(Data entries)
** start **
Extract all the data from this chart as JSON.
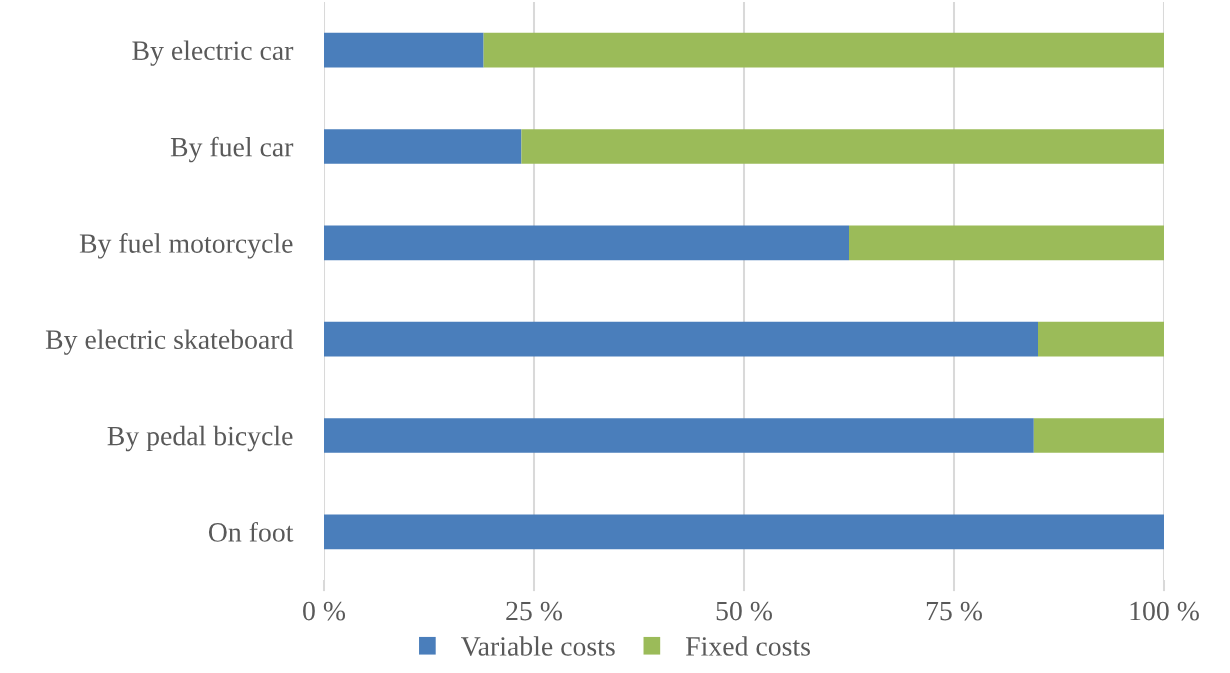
{
  "chart_data": {
    "type": "bar",
    "orientation": "horizontal",
    "stacked": true,
    "categories": [
      "By electric car",
      "By fuel car",
      "By fuel motorcycle",
      "By electric skateboard",
      "By pedal bicycle",
      "On foot"
    ],
    "series": [
      {
        "name": "Variable costs",
        "color": "#4a7ebb",
        "values": [
          19,
          23.5,
          62.5,
          85,
          84.5,
          100
        ]
      },
      {
        "name": "Fixed costs",
        "color": "#9bbb59",
        "values": [
          81,
          76.5,
          37.5,
          15,
          15.5,
          null
        ]
      }
    ],
    "xlim": [
      0,
      100
    ],
    "xticks": [
      {
        "value": 0,
        "label": "0 %"
      },
      {
        "value": 25,
        "label": "25 %"
      },
      {
        "value": 50,
        "label": "50 %"
      },
      {
        "value": 75,
        "label": "75 %"
      },
      {
        "value": 100,
        "label": "100 %"
      }
    ],
    "grid": "x",
    "legend": "bottom"
  }
}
** end **
#### Problem details:
Say how many lines in the records hold the string "name", and say nothing else.

#### The answer:
2